**MATERIAL FOR THIS EXERCISE:**
▬▬▬▬▬▬▬▬▬▬

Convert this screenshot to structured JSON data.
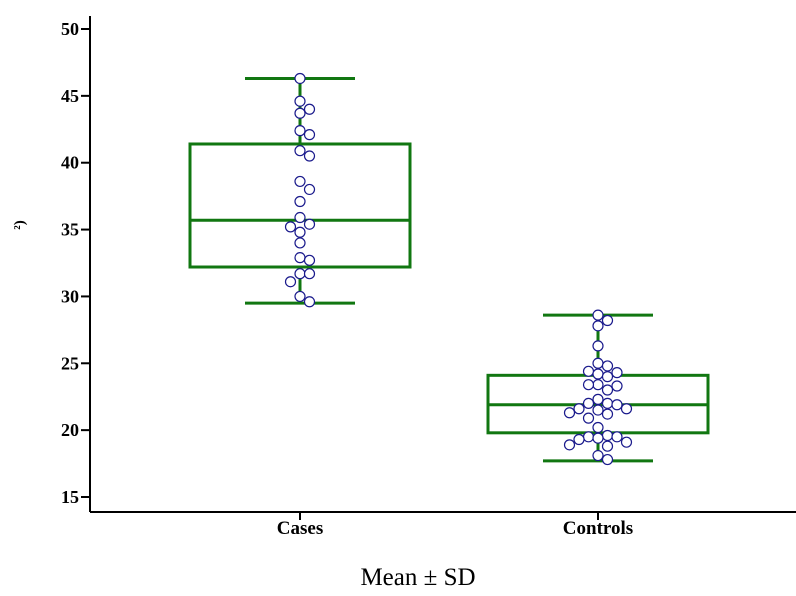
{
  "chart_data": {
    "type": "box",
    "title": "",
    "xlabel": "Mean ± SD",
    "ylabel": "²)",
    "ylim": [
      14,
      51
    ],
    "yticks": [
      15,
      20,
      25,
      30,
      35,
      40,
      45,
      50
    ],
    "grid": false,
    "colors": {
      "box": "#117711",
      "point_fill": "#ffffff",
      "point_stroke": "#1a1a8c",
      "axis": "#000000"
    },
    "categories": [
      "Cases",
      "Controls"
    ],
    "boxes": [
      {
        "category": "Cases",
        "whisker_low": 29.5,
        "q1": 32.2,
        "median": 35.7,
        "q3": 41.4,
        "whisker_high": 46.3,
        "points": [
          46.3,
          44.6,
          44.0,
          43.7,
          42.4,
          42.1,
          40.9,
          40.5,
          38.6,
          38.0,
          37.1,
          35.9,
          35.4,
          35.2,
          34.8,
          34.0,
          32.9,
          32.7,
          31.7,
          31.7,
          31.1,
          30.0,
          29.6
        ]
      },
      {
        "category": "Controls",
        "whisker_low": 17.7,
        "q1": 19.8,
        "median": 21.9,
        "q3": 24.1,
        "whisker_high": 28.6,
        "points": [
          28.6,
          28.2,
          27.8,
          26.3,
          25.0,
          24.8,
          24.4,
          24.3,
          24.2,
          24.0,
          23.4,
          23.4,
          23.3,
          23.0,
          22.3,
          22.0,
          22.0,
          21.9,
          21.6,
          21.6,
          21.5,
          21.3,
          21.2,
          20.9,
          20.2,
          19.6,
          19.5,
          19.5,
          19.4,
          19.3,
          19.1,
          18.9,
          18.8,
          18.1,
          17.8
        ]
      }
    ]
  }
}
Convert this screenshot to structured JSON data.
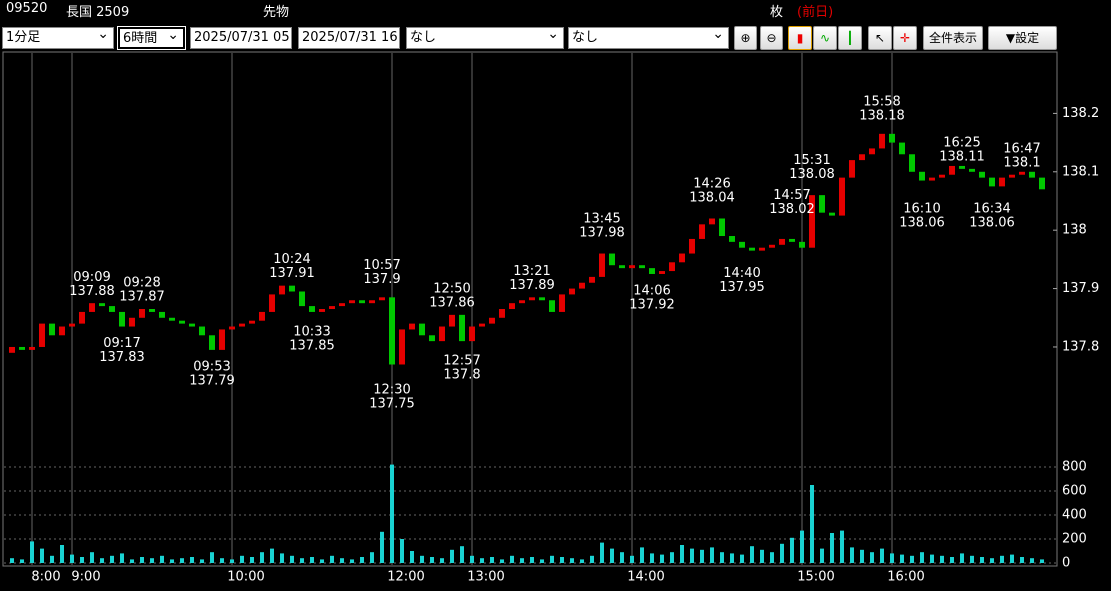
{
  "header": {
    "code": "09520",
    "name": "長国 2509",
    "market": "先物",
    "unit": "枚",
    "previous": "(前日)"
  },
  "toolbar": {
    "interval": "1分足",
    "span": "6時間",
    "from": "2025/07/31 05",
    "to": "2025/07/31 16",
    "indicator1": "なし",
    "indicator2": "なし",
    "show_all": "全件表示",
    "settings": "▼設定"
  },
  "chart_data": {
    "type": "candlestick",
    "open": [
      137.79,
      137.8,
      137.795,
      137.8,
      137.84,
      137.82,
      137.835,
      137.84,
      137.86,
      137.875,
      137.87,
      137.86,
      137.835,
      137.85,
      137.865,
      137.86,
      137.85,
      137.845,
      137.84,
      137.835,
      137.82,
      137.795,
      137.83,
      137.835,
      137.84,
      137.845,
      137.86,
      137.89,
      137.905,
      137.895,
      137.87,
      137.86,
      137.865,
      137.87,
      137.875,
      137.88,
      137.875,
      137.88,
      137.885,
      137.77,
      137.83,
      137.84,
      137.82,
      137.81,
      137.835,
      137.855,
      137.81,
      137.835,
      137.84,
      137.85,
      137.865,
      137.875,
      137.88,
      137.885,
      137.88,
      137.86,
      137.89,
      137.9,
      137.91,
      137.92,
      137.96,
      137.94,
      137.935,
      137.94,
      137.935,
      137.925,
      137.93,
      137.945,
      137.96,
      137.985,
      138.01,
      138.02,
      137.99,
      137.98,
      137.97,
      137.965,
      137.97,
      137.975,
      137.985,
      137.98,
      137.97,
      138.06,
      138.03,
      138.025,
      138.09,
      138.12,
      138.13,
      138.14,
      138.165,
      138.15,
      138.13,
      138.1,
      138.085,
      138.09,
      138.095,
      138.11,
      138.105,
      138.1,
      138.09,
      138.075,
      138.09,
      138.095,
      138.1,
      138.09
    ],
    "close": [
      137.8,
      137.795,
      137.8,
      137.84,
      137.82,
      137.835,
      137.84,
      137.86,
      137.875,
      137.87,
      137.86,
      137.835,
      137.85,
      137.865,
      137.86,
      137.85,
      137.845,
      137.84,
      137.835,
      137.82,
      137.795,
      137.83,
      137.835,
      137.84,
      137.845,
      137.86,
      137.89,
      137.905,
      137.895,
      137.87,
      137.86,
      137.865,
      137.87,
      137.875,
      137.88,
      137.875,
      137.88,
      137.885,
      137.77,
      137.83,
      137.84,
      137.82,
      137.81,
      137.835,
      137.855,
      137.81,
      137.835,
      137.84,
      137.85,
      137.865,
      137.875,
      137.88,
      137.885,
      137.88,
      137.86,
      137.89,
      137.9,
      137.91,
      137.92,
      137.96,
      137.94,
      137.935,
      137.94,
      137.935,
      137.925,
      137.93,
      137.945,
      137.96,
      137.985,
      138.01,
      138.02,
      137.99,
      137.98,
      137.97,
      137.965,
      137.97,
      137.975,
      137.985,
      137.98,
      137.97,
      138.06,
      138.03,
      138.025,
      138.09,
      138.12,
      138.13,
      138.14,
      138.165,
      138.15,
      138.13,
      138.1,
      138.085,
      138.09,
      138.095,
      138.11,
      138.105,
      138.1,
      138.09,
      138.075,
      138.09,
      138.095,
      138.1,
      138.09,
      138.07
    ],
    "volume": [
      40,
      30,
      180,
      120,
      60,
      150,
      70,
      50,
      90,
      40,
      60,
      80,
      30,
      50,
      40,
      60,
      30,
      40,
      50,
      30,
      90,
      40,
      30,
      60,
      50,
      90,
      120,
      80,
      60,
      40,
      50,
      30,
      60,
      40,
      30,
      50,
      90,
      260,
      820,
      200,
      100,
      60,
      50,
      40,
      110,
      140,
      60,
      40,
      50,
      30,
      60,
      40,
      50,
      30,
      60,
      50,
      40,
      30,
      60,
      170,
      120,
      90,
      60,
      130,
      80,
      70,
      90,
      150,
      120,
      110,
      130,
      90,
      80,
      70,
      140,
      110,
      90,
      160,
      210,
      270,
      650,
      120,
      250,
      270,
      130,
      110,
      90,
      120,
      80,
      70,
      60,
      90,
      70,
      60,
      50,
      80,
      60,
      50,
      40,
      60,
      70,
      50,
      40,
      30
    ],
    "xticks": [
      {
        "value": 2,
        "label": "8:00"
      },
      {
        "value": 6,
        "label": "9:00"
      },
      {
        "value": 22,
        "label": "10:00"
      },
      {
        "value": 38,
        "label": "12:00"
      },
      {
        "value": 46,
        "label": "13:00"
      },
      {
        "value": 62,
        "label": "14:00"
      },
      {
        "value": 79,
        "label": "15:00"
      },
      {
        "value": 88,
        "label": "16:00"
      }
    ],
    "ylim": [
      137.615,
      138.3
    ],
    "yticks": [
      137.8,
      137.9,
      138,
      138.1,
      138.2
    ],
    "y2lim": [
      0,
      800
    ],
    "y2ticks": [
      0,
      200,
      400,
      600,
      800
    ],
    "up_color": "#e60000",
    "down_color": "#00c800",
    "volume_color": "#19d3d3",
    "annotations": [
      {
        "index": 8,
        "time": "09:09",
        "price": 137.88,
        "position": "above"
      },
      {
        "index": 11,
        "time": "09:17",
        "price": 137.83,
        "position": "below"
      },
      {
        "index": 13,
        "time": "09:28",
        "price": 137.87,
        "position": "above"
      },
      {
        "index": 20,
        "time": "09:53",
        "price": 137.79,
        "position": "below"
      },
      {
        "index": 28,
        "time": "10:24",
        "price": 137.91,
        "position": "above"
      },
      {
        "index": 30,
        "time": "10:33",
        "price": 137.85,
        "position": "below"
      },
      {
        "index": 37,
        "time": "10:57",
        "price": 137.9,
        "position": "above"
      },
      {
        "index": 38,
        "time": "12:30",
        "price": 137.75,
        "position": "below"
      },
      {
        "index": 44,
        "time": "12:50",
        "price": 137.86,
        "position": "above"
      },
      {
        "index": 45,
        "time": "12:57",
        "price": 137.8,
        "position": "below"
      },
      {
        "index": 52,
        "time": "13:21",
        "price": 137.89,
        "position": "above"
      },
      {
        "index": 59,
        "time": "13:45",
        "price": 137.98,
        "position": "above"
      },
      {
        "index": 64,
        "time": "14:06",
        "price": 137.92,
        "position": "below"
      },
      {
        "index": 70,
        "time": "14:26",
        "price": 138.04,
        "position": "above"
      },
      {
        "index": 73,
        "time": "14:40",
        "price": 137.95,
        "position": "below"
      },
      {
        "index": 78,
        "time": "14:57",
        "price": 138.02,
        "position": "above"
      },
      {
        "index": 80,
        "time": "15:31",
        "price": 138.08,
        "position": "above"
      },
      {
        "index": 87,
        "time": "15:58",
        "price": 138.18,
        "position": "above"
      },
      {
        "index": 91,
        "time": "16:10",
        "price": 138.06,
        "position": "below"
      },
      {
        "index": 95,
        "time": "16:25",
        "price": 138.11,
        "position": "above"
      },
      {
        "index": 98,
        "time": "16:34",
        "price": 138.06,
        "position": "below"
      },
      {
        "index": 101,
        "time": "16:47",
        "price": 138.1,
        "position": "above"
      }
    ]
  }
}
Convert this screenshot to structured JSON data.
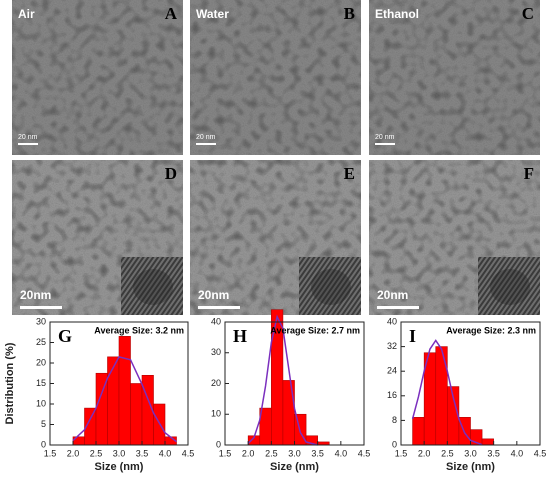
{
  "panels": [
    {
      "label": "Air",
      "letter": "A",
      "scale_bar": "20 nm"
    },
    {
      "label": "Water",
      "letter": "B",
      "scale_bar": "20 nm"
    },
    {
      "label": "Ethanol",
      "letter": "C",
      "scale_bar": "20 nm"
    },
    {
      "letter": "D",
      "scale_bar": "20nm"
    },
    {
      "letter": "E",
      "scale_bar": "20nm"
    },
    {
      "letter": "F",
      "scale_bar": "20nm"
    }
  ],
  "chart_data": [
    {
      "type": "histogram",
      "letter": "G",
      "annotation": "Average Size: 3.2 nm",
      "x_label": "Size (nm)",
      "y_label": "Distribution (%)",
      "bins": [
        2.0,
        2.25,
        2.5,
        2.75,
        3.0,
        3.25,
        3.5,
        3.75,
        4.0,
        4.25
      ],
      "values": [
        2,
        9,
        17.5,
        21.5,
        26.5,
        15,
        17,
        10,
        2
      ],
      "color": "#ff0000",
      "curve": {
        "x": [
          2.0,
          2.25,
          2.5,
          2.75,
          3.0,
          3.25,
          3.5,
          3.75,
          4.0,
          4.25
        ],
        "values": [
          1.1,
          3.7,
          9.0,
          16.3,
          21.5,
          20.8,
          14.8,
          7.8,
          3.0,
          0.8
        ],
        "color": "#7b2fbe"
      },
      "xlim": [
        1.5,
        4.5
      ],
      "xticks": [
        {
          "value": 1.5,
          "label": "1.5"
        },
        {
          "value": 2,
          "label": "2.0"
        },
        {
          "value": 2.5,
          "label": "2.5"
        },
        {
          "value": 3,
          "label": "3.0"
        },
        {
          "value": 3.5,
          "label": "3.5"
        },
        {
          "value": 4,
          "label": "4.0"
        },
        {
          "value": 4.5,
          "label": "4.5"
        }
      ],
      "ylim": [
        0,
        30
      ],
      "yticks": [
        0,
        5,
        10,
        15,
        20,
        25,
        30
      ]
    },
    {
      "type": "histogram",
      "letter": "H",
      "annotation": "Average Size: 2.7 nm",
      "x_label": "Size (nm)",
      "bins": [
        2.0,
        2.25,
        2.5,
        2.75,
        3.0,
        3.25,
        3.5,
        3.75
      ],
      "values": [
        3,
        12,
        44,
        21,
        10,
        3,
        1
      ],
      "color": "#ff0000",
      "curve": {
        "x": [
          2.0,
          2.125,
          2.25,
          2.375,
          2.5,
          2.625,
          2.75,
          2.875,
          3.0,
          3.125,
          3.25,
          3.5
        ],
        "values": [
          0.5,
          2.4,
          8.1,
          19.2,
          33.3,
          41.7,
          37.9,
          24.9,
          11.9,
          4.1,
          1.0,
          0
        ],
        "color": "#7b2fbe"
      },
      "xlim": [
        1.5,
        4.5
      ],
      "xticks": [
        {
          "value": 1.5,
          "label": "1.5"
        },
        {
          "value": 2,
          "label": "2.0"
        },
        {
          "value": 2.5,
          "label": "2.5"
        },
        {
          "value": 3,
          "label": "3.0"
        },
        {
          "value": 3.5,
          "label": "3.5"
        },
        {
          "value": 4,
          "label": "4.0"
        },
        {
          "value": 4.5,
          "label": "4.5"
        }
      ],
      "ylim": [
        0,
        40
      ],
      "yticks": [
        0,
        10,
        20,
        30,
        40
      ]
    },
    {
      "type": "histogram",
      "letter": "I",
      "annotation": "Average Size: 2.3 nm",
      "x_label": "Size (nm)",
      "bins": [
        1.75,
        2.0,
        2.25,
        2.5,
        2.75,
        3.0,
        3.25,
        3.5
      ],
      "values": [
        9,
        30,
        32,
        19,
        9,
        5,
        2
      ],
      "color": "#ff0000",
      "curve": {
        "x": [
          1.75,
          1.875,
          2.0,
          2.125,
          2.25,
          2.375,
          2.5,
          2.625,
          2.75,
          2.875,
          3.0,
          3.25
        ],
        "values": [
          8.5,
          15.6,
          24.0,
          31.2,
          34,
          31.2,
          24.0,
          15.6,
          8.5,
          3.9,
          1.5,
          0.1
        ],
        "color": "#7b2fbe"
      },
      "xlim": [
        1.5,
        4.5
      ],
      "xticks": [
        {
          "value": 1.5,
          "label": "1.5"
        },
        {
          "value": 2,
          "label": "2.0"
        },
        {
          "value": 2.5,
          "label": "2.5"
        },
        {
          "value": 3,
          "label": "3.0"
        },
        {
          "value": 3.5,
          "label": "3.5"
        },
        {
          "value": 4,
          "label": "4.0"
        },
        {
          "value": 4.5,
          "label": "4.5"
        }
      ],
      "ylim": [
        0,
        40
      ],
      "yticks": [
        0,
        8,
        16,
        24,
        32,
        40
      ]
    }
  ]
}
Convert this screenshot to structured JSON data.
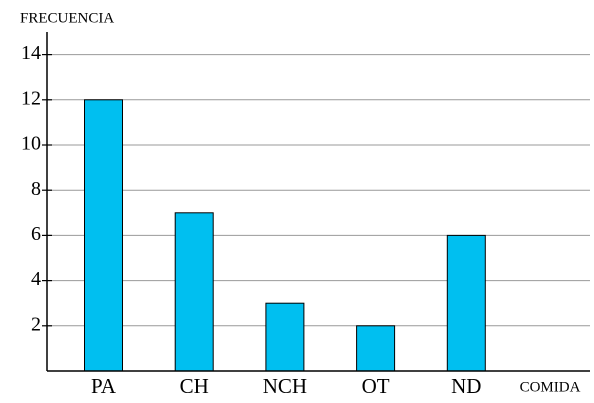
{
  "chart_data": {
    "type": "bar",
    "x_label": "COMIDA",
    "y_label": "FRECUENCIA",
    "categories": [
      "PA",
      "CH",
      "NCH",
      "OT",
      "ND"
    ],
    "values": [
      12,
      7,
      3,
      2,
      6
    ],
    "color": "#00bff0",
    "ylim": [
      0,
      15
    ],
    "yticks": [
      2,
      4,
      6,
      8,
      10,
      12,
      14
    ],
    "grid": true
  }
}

▬▬▬▬▬▬▬▬▬▬

**PROBLEM STATEMENT:** Report every line containing the word "Average" from the listing above.

**TASK RESULT:**
      "annotation": "Average Size: 3.2 nm",
      "annotation": "Average Size: 2.7 nm",
      "annotation": "Average Size: 2.3 nm",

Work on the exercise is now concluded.